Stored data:
╔══

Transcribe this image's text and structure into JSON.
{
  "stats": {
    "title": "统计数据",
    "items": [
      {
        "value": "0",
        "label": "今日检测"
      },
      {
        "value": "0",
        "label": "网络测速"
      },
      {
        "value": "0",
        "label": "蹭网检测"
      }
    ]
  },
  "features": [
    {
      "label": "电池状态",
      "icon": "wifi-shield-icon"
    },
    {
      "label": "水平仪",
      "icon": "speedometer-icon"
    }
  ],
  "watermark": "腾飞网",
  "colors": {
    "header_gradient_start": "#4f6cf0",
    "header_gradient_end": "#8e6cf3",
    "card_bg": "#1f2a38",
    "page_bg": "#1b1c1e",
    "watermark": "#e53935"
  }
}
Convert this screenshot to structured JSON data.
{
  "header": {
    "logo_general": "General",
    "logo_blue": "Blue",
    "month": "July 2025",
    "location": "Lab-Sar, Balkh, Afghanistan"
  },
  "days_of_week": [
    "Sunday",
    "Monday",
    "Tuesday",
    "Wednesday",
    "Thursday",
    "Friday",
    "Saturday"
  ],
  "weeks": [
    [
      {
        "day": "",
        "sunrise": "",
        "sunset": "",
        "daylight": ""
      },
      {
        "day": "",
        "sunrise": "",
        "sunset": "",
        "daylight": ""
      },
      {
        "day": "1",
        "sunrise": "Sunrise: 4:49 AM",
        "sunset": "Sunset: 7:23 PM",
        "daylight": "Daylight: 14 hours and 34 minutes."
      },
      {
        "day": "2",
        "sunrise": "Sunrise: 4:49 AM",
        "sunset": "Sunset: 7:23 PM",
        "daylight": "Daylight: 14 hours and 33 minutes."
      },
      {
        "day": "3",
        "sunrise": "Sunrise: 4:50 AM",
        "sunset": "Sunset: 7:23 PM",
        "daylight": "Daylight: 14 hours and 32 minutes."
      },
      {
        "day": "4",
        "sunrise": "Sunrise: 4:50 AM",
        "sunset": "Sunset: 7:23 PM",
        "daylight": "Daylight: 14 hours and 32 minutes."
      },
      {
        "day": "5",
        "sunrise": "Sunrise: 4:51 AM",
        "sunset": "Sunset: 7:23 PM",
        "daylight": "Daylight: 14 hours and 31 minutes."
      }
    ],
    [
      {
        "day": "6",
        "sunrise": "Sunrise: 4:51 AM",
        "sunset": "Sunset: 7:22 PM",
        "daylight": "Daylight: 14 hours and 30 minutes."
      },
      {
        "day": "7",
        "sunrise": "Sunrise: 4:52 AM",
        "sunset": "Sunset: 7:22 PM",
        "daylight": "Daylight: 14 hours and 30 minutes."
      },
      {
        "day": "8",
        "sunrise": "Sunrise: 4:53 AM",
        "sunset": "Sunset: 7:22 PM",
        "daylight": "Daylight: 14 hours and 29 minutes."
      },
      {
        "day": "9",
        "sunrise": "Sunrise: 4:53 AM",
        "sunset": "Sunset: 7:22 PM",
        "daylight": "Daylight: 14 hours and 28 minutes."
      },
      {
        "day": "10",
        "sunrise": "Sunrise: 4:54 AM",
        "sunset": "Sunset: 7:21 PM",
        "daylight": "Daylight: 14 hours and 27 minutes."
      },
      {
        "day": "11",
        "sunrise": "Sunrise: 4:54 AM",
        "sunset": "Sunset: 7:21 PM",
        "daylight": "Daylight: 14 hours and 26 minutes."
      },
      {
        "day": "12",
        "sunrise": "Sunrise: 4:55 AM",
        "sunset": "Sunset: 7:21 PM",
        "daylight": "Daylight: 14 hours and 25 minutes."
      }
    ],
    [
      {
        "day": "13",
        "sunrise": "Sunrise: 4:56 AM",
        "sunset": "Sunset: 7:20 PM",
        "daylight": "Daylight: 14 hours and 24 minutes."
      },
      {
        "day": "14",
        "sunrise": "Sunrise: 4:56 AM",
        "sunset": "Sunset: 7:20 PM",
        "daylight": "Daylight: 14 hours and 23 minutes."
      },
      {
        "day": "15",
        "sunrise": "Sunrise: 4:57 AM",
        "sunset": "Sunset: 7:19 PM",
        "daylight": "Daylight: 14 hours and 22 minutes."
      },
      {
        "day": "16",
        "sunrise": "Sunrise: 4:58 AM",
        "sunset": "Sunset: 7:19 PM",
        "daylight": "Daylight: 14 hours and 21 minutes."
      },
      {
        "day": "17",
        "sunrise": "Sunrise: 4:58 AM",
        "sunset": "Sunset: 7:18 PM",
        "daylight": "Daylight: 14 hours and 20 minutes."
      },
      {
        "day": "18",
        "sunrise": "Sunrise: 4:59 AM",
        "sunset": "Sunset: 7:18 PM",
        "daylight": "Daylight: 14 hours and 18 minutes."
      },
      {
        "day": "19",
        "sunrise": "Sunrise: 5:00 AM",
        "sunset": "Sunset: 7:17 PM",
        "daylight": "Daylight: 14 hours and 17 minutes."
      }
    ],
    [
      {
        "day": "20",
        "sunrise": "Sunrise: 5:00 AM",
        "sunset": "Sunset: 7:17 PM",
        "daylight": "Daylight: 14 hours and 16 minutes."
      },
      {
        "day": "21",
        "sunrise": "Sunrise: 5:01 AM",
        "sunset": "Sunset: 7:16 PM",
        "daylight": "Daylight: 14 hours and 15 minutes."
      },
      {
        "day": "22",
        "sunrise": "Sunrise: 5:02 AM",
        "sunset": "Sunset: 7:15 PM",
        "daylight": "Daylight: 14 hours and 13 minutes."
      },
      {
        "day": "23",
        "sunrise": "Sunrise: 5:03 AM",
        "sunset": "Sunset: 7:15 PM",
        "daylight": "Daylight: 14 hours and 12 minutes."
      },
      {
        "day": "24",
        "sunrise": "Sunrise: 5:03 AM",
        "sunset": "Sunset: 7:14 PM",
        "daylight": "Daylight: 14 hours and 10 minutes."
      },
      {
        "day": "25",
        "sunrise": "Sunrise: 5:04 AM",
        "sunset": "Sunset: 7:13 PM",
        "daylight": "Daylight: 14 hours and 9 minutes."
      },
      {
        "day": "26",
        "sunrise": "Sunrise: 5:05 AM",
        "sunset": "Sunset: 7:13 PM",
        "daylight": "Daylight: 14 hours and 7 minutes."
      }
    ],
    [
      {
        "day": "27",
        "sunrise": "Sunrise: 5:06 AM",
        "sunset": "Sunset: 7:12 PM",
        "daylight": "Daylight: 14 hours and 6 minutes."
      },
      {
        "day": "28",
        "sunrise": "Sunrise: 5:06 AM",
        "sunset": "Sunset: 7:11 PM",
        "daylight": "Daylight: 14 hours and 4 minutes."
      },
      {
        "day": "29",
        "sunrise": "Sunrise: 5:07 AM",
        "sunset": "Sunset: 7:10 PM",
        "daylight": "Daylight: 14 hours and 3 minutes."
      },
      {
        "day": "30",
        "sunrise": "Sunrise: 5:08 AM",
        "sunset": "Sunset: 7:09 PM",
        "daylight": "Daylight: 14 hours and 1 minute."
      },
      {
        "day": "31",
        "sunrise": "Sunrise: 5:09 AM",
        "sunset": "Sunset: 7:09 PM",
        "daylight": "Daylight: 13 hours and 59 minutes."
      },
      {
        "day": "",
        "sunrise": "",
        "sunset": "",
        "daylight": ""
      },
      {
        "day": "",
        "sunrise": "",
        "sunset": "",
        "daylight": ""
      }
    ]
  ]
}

╚══

Copy each line of the entries that includes the word "this".

Answer
Transcribe this image's text and structure into JSON.
Convert this screenshot to structured JSON data.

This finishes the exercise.